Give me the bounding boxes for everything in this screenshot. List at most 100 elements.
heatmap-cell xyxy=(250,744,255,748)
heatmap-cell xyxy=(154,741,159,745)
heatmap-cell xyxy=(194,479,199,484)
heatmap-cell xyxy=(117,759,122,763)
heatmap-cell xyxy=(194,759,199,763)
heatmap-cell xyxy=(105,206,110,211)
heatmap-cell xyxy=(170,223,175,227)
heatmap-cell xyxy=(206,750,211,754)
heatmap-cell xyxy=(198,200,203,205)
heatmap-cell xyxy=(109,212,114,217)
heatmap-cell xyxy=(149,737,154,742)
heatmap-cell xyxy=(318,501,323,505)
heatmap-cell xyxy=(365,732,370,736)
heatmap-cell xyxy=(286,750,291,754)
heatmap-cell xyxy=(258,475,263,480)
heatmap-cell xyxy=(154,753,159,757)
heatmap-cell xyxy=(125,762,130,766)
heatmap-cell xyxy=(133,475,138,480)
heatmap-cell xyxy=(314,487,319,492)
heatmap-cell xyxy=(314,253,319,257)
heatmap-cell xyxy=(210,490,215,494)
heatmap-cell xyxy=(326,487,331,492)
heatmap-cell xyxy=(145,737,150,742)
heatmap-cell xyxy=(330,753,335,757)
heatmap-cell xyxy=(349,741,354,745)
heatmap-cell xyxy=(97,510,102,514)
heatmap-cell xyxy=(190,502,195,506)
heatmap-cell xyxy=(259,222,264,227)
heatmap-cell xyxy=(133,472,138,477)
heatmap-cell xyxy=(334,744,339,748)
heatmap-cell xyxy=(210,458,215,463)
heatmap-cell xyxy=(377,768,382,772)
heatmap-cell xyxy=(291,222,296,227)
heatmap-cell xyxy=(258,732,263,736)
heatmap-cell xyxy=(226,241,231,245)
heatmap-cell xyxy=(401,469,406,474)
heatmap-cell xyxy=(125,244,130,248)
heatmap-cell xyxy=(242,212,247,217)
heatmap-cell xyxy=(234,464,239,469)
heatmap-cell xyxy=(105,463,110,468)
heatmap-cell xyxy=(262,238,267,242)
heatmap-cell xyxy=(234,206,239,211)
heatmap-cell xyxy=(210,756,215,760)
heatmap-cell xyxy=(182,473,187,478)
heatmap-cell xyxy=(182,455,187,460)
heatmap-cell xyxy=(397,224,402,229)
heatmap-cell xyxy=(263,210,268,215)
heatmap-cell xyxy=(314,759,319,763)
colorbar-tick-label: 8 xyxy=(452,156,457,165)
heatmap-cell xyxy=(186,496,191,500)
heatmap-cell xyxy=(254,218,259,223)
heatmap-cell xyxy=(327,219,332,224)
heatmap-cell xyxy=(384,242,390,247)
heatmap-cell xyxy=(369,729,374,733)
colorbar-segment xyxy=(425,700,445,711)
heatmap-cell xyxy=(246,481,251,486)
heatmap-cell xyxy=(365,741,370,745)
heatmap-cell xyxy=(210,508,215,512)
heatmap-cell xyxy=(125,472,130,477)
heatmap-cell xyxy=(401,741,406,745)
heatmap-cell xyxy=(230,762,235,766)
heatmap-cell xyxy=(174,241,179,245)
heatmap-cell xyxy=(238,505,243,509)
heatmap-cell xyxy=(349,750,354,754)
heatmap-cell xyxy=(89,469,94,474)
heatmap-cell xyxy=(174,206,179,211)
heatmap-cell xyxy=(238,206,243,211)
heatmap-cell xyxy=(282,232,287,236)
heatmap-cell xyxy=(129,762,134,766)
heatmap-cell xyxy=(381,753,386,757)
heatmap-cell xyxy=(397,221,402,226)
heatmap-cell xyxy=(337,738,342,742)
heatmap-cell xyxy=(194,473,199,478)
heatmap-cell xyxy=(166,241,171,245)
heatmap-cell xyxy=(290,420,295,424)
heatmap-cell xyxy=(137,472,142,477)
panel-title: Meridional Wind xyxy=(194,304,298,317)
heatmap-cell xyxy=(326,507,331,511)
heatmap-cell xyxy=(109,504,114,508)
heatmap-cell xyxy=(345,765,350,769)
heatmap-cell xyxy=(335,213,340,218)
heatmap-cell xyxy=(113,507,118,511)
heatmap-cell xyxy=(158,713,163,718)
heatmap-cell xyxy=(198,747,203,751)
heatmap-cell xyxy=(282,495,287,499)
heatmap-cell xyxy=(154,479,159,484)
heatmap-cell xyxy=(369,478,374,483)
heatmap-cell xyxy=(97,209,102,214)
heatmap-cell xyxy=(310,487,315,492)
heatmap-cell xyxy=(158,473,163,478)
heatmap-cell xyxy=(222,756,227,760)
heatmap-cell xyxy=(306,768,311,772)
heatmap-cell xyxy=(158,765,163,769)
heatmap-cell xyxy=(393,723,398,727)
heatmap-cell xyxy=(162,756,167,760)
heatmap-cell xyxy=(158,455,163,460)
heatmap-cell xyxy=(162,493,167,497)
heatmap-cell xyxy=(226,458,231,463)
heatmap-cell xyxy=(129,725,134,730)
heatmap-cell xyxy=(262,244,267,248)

──────

▶ JOB
Recast the records above as a Markdown table with two columns, Index and Entry. Each nonblank line gets its own row, numbered in order, and blank lines are left out.

▶ ANSWER TO THE PROBLEM
| Index | Entry |
|---|---|
| 1 | Give me the bounding boxes for everything in this screenshot. List at most 100 elements. |
| 2 | heatmap-cell xyxy=(250,744,255,748) |
| 3 | heatmap-cell xyxy=(154,741,159,745) |
| 4 | heatmap-cell xyxy=(194,479,199,484) |
| 5 | heatmap-cell xyxy=(117,759,122,763) |
| 6 | heatmap-cell xyxy=(194,759,199,763) |
| 7 | heatmap-cell xyxy=(105,206,110,211) |
| 8 | heatmap-cell xyxy=(170,223,175,227) |
| 9 | heatmap-cell xyxy=(206,750,211,754) |
| 10 | heatmap-cell xyxy=(198,200,203,205) |
| 11 | heatmap-cell xyxy=(109,212,114,217) |
| 12 | heatmap-cell xyxy=(149,737,154,742) |
| 13 | heatmap-cell xyxy=(318,501,323,505) |
| 14 | heatmap-cell xyxy=(365,732,370,736) |
| 15 | heatmap-cell xyxy=(286,750,291,754) |
| 16 | heatmap-cell xyxy=(258,475,263,480) |
| 17 | heatmap-cell xyxy=(154,753,159,757) |
| 18 | heatmap-cell xyxy=(125,762,130,766) |
| 19 | heatmap-cell xyxy=(133,475,138,480) |
| 20 | heatmap-cell xyxy=(314,487,319,492) |
| 21 | heatmap-cell xyxy=(314,253,319,257) |
| 22 | heatmap-cell xyxy=(210,490,215,494) |
| 23 | heatmap-cell xyxy=(326,487,331,492) |
| 24 | heatmap-cell xyxy=(145,737,150,742) |
| 25 | heatmap-cell xyxy=(330,753,335,757) |
| 26 | heatmap-cell xyxy=(349,741,354,745) |
| 27 | heatmap-cell xyxy=(97,510,102,514) |
| 28 | heatmap-cell xyxy=(190,502,195,506) |
| 29 | heatmap-cell xyxy=(259,222,264,227) |
| 30 | heatmap-cell xyxy=(133,472,138,477) |
| 31 | heatmap-cell xyxy=(334,744,339,748) |
| 32 | heatmap-cell xyxy=(210,458,215,463) |
| 33 | heatmap-cell xyxy=(377,768,382,772) |
| 34 | heatmap-cell xyxy=(291,222,296,227) |
| 35 | heatmap-cell xyxy=(258,732,263,736) |
| 36 | heatmap-cell xyxy=(226,241,231,245) |
| 37 | heatmap-cell xyxy=(401,469,406,474) |
| 38 | heatmap-cell xyxy=(125,244,130,248) |
| 39 | heatmap-cell xyxy=(242,212,247,217) |
| 40 | heatmap-cell xyxy=(234,464,239,469) |
| 41 | heatmap-cell xyxy=(105,463,110,468) |
| 42 | heatmap-cell xyxy=(262,238,267,242) |
| 43 | heatmap-cell xyxy=(234,206,239,211) |
| 44 | heatmap-cell xyxy=(210,756,215,760) |
| 45 | heatmap-cell xyxy=(182,473,187,478) |
| 46 | heatmap-cell xyxy=(182,455,187,460) |
| 47 | heatmap-cell xyxy=(397,224,402,229) |
| 48 | heatmap-cell xyxy=(263,210,268,215) |
| 49 | heatmap-cell xyxy=(314,759,319,763) |
| 50 | colorbar-tick-label: 8 xyxy=(452,156,457,165) |
| 51 | heatmap-cell xyxy=(186,496,191,500) |
| 52 | heatmap-cell xyxy=(254,218,259,223) |
| 53 | heatmap-cell xyxy=(327,219,332,224) |
| 54 | heatmap-cell xyxy=(384,242,390,247) |
| 55 | heatmap-cell xyxy=(369,729,374,733) |
| 56 | colorbar-segment xyxy=(425,700,445,711) |
| 57 | heatmap-cell xyxy=(246,481,251,486) |
| 58 | heatmap-cell xyxy=(365,741,370,745) |
| 59 | heatmap-cell xyxy=(210,508,215,512) |
| 60 | heatmap-cell xyxy=(125,472,130,477) |
| 61 | heatmap-cell xyxy=(401,741,406,745) |
| 62 | heatmap-cell xyxy=(230,762,235,766) |
| 63 | heatmap-cell xyxy=(174,241,179,245) |
| 64 | heatmap-cell xyxy=(238,505,243,509) |
| 65 | heatmap-cell xyxy=(349,750,354,754) |
| 66 | heatmap-cell xyxy=(89,469,94,474) |
| 67 | heatmap-cell xyxy=(174,206,179,211) |
| 68 | heatmap-cell xyxy=(238,206,243,211) |
| 69 | heatmap-cell xyxy=(282,232,287,236) |
| 70 | heatmap-cell xyxy=(129,762,134,766) |
| 71 | heatmap-cell xyxy=(381,753,386,757) |
| 72 | heatmap-cell xyxy=(397,221,402,226) |
| 73 | heatmap-cell xyxy=(337,738,342,742) |
| 74 | heatmap-cell xyxy=(194,473,199,478) |
| 75 | heatmap-cell xyxy=(166,241,171,245) |
| 76 | heatmap-cell xyxy=(290,420,295,424) |
| 77 | heatmap-cell xyxy=(137,472,142,477) |
| 78 | panel-title: Meridional Wind xyxy=(194,304,298,317) |
| 79 | heatmap-cell xyxy=(326,507,331,511) |
| 80 | heatmap-cell xyxy=(109,504,114,508) |
| 81 | heatmap-cell xyxy=(345,765,350,769) |
| 82 | heatmap-cell xyxy=(335,213,340,218) |
| 83 | heatmap-cell xyxy=(113,507,118,511) |
| 84 | heatmap-cell xyxy=(158,713,163,718) |
| 85 | heatmap-cell xyxy=(198,747,203,751) |
| 86 | heatmap-cell xyxy=(282,495,287,499) |
| 87 | heatmap-cell xyxy=(154,479,159,484) |
| 88 | heatmap-cell xyxy=(369,478,374,483) |
| 89 | heatmap-cell xyxy=(97,209,102,214) |
| 90 | heatmap-cell xyxy=(310,487,315,492) |
| 91 | heatmap-cell xyxy=(158,473,163,478) |
| 92 | heatmap-cell xyxy=(222,756,227,760) |
| 93 | heatmap-cell xyxy=(306,768,311,772) |
| 94 | heatmap-cell xyxy=(158,765,163,769) |
| 95 | heatmap-cell xyxy=(393,723,398,727) |
| 96 | heatmap-cell xyxy=(162,756,167,760) |
| 97 | heatmap-cell xyxy=(158,455,163,460) |
| 98 | heatmap-cell xyxy=(162,493,167,497) |
| 99 | heatmap-cell xyxy=(226,458,231,463) |
| 100 | heatmap-cell xyxy=(129,725,134,730) |
| 101 | heatmap-cell xyxy=(262,244,267,248) |